DIRECTIVE: Find the line containing "Give me a plain-text" in the entries; transcribe it and all remaining lines through the end, exactly as they appear, but not the pictures.

Data excerpts:
"""
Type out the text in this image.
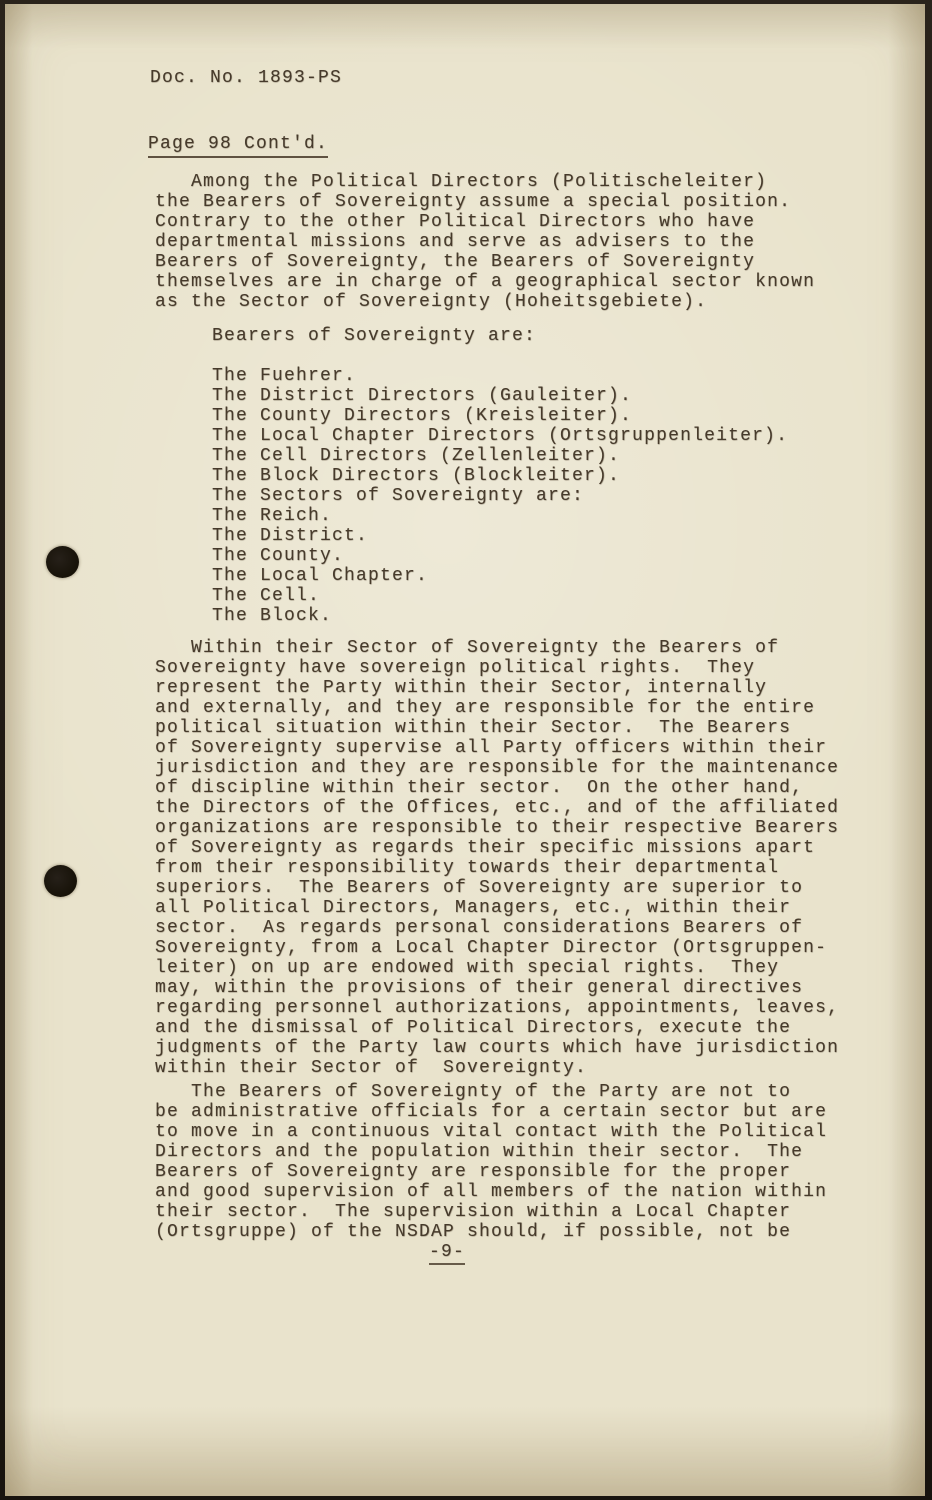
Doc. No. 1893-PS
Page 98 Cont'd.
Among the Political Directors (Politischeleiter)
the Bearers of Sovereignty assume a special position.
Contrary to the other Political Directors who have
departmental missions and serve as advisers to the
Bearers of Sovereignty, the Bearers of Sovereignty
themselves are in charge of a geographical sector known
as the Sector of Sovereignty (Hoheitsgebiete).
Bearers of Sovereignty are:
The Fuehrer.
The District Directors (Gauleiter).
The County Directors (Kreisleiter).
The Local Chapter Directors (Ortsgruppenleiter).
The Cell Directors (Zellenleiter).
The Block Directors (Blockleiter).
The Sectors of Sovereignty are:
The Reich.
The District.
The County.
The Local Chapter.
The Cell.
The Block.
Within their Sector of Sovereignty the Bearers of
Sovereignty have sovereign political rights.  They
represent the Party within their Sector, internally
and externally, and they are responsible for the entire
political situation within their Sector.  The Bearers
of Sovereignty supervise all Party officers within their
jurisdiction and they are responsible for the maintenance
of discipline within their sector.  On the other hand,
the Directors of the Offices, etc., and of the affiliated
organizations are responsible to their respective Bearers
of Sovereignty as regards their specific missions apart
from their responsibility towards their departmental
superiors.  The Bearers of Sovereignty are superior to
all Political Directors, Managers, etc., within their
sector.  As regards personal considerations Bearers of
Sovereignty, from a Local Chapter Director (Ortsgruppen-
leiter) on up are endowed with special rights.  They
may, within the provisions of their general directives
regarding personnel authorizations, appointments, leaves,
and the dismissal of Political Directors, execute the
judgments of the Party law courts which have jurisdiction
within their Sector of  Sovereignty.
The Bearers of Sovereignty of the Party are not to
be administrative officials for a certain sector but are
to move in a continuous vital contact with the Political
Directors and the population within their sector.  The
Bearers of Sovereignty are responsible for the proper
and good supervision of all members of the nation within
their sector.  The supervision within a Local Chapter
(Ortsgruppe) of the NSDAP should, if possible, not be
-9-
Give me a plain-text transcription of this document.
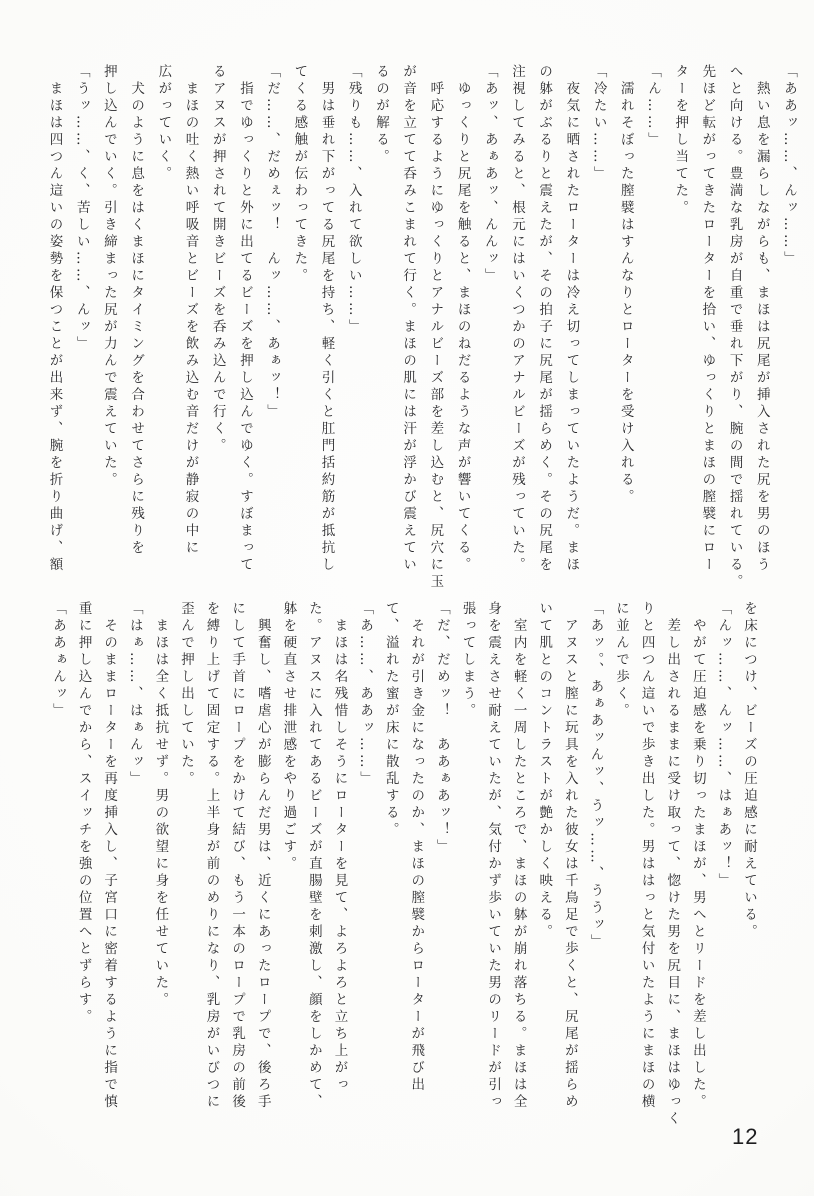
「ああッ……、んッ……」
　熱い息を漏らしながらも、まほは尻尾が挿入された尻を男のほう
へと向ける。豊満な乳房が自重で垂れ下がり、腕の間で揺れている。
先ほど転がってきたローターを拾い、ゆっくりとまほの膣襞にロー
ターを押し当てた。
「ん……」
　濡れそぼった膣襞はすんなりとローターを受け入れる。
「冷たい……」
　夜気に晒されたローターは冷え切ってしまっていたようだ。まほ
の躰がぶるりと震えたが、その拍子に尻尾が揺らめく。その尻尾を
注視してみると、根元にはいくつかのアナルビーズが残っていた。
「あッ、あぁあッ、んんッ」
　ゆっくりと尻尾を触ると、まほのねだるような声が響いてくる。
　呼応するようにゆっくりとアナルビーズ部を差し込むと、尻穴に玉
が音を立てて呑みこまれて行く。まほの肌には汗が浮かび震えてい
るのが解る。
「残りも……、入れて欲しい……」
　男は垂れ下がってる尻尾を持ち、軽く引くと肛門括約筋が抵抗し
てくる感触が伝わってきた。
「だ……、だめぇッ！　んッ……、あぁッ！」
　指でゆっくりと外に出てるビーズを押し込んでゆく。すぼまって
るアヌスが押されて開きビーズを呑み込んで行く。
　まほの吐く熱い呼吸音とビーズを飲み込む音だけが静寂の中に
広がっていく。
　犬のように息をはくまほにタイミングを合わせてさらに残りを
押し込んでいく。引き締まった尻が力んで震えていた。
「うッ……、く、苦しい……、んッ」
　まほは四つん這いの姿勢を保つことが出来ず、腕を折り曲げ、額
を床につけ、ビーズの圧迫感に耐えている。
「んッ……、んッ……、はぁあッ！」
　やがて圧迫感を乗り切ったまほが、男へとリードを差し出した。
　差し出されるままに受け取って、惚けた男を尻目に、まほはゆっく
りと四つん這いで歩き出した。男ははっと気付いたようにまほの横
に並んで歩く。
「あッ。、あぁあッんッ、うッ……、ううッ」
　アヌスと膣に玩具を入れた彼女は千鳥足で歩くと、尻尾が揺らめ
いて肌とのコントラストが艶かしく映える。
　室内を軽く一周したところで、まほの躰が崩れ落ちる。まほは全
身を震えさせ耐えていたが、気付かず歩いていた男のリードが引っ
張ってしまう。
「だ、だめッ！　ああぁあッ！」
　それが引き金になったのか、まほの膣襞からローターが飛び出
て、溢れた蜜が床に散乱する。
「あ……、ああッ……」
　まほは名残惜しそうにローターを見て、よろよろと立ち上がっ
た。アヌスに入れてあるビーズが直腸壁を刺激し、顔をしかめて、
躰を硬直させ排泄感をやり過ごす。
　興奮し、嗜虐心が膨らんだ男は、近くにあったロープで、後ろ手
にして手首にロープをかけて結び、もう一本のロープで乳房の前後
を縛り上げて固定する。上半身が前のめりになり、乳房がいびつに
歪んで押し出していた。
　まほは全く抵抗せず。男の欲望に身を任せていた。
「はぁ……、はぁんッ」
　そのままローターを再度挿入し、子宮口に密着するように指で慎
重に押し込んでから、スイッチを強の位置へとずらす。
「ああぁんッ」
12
"""
WRITTEN ANSWER:
Give me a plain-text transcription of this document.
「ああッ……、んッ……」
　熱い息を漏らしながらも、まほは尻尾が挿入された尻を男のほう
へと向ける。豊満な乳房が自重で垂れ下がり、腕の間で揺れている。
先ほど転がってきたローターを拾い、ゆっくりとまほの膣襞にロー
ターを押し当てた。
「ん……」
　濡れそぼった膣襞はすんなりとローターを受け入れる。
「冷たい……」
　夜気に晒されたローターは冷え切ってしまっていたようだ。まほ
の躰がぶるりと震えたが、その拍子に尻尾が揺らめく。その尻尾を
注視してみると、根元にはいくつかのアナルビーズが残っていた。
「あッ、あぁあッ、んんッ」
　ゆっくりと尻尾を触ると、まほのねだるような声が響いてくる。
　呼応するようにゆっくりとアナルビーズ部を差し込むと、尻穴に玉
が音を立てて呑みこまれて行く。まほの肌には汗が浮かび震えてい
るのが解る。
「残りも……、入れて欲しい……」
　男は垂れ下がってる尻尾を持ち、軽く引くと肛門括約筋が抵抗し
てくる感触が伝わってきた。
「だ……、だめぇッ！　んッ……、あぁッ！」
　指でゆっくりと外に出てるビーズを押し込んでゆく。すぼまって
るアヌスが押されて開きビーズを呑み込んで行く。
　まほの吐く熱い呼吸音とビーズを飲み込む音だけが静寂の中に
広がっていく。
　犬のように息をはくまほにタイミングを合わせてさらに残りを
押し込んでいく。引き締まった尻が力んで震えていた。
「うッ……、く、苦しい……、んッ」
　まほは四つん這いの姿勢を保つことが出来ず、腕を折り曲げ、額
を床につけ、ビーズの圧迫感に耐えている。
「んッ……、んッ……、はぁあッ！」
　やがて圧迫感を乗り切ったまほが、男へとリードを差し出した。
　差し出されるままに受け取って、惚けた男を尻目に、まほはゆっく
りと四つん這いで歩き出した。男ははっと気付いたようにまほの横
に並んで歩く。
「あッ。、あぁあッんッ、うッ……、ううッ」
　アヌスと膣に玩具を入れた彼女は千鳥足で歩くと、尻尾が揺らめ
いて肌とのコントラストが艶かしく映える。
　室内を軽く一周したところで、まほの躰が崩れ落ちる。まほは全
身を震えさせ耐えていたが、気付かず歩いていた男のリードが引っ
張ってしまう。
「だ、だめッ！　ああぁあッ！」
　それが引き金になったのか、まほの膣襞からローターが飛び出
て、溢れた蜜が床に散乱する。
「あ……、ああッ……」
　まほは名残惜しそうにローターを見て、よろよろと立ち上がっ
た。アヌスに入れてあるビーズが直腸壁を刺激し、顔をしかめて、
躰を硬直させ排泄感をやり過ごす。
　興奮し、嗜虐心が膨らんだ男は、近くにあったロープで、後ろ手
にして手首にロープをかけて結び、もう一本のロープで乳房の前後
を縛り上げて固定する。上半身が前のめりになり、乳房がいびつに
歪んで押し出していた。
　まほは全く抵抗せず。男の欲望に身を任せていた。
「はぁ……、はぁんッ」
　そのままローターを再度挿入し、子宮口に密着するように指で慎
重に押し込んでから、スイッチを強の位置へとずらす。
「ああぁんッ」
12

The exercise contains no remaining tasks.